Objective ▸ Filter the records below for the word "Signal". Copy each line that holds it.

Entries ▸

☆ ☆ ☆ ☆

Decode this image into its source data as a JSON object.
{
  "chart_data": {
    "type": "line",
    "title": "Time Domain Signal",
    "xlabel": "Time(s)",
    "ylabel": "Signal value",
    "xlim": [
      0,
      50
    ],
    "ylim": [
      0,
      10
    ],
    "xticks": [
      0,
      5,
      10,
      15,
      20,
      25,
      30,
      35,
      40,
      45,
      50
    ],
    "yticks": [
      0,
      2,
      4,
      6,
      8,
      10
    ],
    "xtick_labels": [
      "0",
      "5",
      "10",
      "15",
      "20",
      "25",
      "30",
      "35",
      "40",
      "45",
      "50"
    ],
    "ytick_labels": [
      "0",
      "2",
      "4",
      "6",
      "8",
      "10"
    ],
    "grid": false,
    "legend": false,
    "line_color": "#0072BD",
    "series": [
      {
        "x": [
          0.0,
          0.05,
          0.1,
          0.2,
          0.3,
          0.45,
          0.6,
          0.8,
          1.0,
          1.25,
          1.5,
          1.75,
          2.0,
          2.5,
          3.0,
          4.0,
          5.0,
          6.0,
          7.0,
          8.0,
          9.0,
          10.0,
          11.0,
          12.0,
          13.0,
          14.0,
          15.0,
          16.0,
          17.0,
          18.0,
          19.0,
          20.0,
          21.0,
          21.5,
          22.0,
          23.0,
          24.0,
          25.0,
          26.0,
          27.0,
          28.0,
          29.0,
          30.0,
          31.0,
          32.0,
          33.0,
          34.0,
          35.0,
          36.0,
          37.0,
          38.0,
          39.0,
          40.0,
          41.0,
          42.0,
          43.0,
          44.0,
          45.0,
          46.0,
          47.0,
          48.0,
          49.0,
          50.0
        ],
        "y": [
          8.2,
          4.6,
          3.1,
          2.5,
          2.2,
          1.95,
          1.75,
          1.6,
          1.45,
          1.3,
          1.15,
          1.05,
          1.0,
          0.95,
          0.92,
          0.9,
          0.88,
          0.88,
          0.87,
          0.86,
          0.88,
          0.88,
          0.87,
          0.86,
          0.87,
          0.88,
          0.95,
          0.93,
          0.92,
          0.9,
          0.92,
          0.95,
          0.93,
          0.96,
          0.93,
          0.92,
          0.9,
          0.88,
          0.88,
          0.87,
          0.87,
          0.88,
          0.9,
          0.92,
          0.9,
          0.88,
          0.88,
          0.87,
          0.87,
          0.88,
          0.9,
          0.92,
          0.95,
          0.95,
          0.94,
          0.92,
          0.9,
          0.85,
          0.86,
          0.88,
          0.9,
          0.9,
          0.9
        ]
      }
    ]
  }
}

☆ ☆ ☆ ☆

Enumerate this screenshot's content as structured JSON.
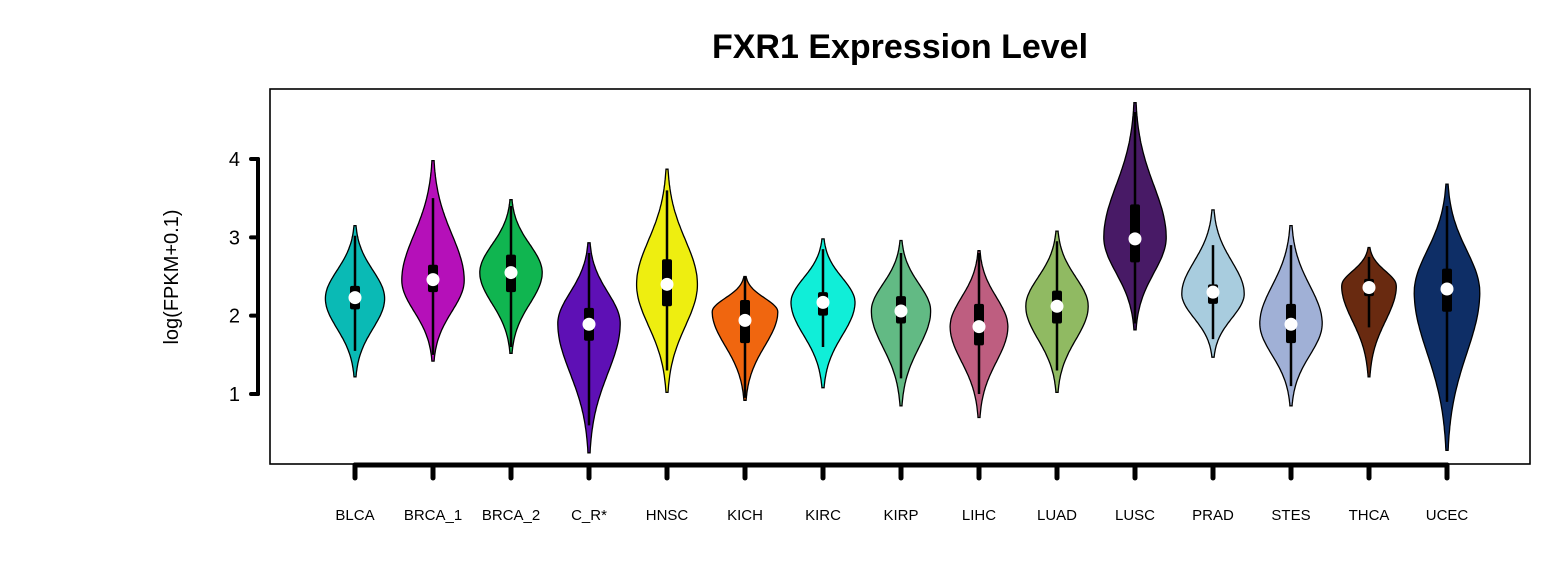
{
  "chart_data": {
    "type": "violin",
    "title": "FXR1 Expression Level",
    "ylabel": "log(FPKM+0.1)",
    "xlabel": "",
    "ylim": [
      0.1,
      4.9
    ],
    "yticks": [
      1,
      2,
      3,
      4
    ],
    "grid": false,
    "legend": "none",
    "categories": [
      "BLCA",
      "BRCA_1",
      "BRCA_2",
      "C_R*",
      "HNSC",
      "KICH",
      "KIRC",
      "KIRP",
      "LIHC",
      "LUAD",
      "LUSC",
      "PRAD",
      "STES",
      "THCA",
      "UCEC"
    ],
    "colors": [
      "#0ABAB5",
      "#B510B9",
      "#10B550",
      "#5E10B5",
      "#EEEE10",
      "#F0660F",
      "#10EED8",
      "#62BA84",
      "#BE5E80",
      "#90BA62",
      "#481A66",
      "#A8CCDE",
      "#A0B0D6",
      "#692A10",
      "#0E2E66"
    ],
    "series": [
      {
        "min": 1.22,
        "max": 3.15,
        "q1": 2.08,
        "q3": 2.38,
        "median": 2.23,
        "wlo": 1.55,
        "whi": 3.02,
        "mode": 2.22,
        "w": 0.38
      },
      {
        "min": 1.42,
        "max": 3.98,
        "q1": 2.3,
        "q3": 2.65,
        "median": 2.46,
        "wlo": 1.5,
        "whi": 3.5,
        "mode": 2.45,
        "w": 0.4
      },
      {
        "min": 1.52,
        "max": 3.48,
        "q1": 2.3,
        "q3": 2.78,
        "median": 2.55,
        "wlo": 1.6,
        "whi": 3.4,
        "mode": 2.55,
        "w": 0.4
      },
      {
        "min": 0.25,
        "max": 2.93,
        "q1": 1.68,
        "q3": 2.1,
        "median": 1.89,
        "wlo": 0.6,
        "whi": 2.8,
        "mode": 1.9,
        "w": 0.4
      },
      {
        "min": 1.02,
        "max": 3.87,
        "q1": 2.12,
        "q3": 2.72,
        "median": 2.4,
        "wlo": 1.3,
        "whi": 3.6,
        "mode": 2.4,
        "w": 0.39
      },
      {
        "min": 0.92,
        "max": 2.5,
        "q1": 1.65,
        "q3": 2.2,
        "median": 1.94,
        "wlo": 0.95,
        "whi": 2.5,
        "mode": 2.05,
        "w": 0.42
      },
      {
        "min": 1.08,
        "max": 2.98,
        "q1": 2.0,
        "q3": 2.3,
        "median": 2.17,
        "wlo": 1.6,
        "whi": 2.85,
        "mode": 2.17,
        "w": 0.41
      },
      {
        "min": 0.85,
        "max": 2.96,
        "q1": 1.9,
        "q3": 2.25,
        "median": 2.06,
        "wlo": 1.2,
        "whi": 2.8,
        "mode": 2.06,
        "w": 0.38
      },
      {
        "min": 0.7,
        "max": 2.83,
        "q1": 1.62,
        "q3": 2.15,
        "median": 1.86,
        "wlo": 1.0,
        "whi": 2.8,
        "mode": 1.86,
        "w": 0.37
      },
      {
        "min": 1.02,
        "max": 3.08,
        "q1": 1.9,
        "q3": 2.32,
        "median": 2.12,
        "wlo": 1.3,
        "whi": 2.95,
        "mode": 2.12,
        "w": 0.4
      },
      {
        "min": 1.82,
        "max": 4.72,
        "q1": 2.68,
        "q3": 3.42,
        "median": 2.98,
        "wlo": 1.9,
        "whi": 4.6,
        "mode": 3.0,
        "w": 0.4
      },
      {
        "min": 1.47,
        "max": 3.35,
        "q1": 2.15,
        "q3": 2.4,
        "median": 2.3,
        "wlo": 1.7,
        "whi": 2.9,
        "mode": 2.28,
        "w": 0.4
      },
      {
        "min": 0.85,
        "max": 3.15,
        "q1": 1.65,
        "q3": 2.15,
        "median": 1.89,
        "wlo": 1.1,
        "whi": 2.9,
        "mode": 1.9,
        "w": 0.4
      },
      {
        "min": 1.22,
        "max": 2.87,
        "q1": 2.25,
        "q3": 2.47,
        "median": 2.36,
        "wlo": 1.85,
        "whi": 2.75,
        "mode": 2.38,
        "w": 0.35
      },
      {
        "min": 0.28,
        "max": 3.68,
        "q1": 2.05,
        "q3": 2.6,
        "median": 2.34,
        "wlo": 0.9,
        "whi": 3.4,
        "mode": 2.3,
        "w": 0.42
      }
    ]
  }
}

☆ ☆ ☆ ☆

Result of this exercise ▸
    "title": "Time Domain Signal",
    "ylabel": "Signal value",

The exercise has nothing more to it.